Action item. Word for word, give the records again, dropping any picture they hold.

Material to process.
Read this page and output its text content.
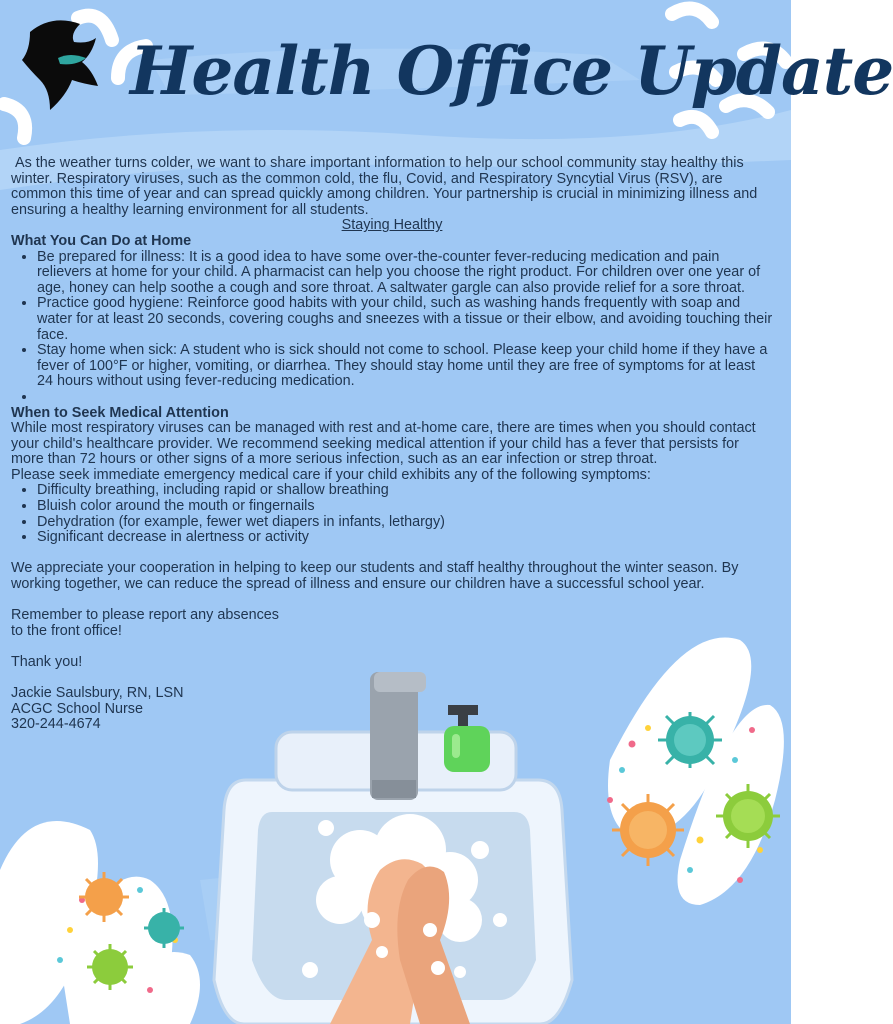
Health Office Update

As the weather turns colder, we want to share important information to help our school community stay healthy this winter. Respiratory viruses, such as the common cold, the flu, Covid, and Respiratory Syncytial Virus (RSV), are common this time of year and can spread quickly among children. Your partnership is crucial in minimizing illness and ensuring a healthy learning environment for all students.

Staying Healthy

What You Can Do at Home

• Be prepared for illness: It is a good idea to have some over-the-counter fever-reducing medication and pain relievers at home for your child. A pharmacist can help you choose the right product. For children over one year of age, honey can help soothe a cough and sore throat. A saltwater gargle can also provide relief for a sore throat.
• Practice good hygiene: Reinforce good habits with your child, such as washing hands frequently with soap and water for at least 20 seconds, covering coughs and sneezes with a tissue or their elbow, and avoiding touching their face.
• Stay home when sick: A student who is sick should not come to school. Please keep your child home if they have a fever of 100°F or higher, vomiting, or diarrhea. They should stay home until they are free of symptoms for at least 24 hours without using fever-reducing medication.
•

When to Seek Medical Attention

While most respiratory viruses can be managed with rest and at-home care, there are times when you should contact your child's healthcare provider. We recommend seeking medical attention if your child has a fever that persists for more than 72 hours or other signs of a more serious infection, such as an ear infection or strep throat.

Please seek immediate emergency medical care if your child exhibits any of the following symptoms:

• Difficulty breathing, including rapid or shallow breathing
• Bluish color around the mouth or fingernails
• Dehydration (for example, fewer wet diapers in infants, lethargy)
• Significant decrease in alertness or activity

We appreciate your cooperation in helping to keep our students and staff healthy throughout the winter season. By working together, we can reduce the spread of illness and ensure our children have a successful school year.

Remember to please report any absences

to the front office!

Thank you!

Jackie Saulsbury, RN, LSN

ACGC School Nurse

320-244-4674
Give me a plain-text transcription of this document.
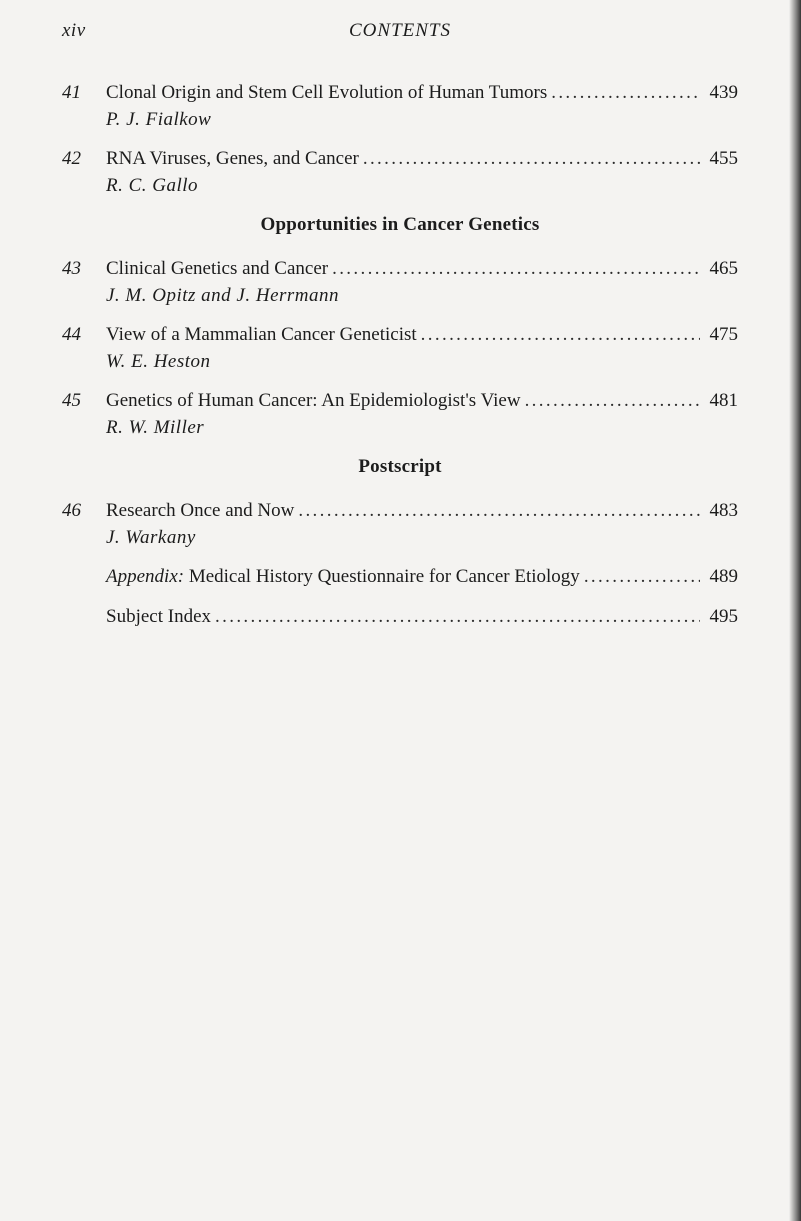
xiv	CONTENTS
41	Clonal Origin and Stem Cell Evolution of Human Tumors . . .	439
P. J. Fialkow
42	RNA Viruses, Genes, and Cancer . . .	455
R. C. Gallo
Opportunities in Cancer Genetics
43	Clinical Genetics and Cancer . . .	465
J. M. Opitz and J. Herrmann
44	View of a Mammalian Cancer Geneticist . . .	475
W. E. Heston
45	Genetics of Human Cancer: An Epidemiologist's View . . .	481
R. W. Miller
Postscript
46	Research Once and Now . . .	483
J. Warkany
Appendix: Medical History Questionnaire for Cancer Etiology . . .	489
Subject Index . . .	495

Answer area.
Read this page and output its text content.
Health Office Update

As the weather turns colder, we want to share important information to help our school community stay healthy this winter. Respiratory viruses, such as the common cold, the flu, Covid, and Respiratory Syncytial Virus (RSV), are common this time of year and can spread quickly among children. Your partnership is crucial in minimizing illness and ensuring a healthy learning environment for all students.

Staying Healthy

What You Can Do at Home

• Be prepared for illness: It is a good idea to have some over-the-counter fever-reducing medication and pain relievers at home for your child. A pharmacist can help you choose the right product. For children over one year of age, honey can help soothe a cough and sore throat. A saltwater gargle can also provide relief for a sore throat.
• Practice good hygiene: Reinforce good habits with your child, such as washing hands frequently with soap and water for at least 20 seconds, covering coughs and sneezes with a tissue or their elbow, and avoiding touching their face.
• Stay home when sick: A student who is sick should not come to school. Please keep your child home if they have a fever of 100°F or higher, vomiting, or diarrhea. They should stay home until they are free of symptoms for at least 24 hours without using fever-reducing medication.
•

When to Seek Medical Attention

While most respiratory viruses can be managed with rest and at-home care, there are times when you should contact your child's healthcare provider. We recommend seeking medical attention if your child has a fever that persists for more than 72 hours or other signs of a more serious infection, such as an ear infection or strep throat.

Please seek immediate emergency medical care if your child exhibits any of the following symptoms:

• Difficulty breathing, including rapid or shallow breathing
• Bluish color around the mouth or fingernails
• Dehydration (for example, fewer wet diapers in infants, lethargy)
• Significant decrease in alertness or activity

We appreciate your cooperation in helping to keep our students and staff healthy throughout the winter season. By working together, we can reduce the spread of illness and ensure our children have a successful school year.

Remember to please report any absences

to the front office!

Thank you!

Jackie Saulsbury, RN, LSN

ACGC School Nurse

320-244-4674
Give me a plain-text transcription of this document.
xiv	CONTENTS
41	Clonal Origin and Stem Cell Evolution of Human Tumors . . .	439
P. J. Fialkow
42	RNA Viruses, Genes, and Cancer . . .	455
R. C. Gallo
Opportunities in Cancer Genetics
43	Clinical Genetics and Cancer . . .	465
J. M. Opitz and J. Herrmann
44	View of a Mammalian Cancer Geneticist . . .	475
W. E. Heston
45	Genetics of Human Cancer: An Epidemiologist's View . . .	481
R. W. Miller
Postscript
46	Research Once and Now . . .	483
J. Warkany
Appendix: Medical History Questionnaire for Cancer Etiology . . .	489
Subject Index . . .	495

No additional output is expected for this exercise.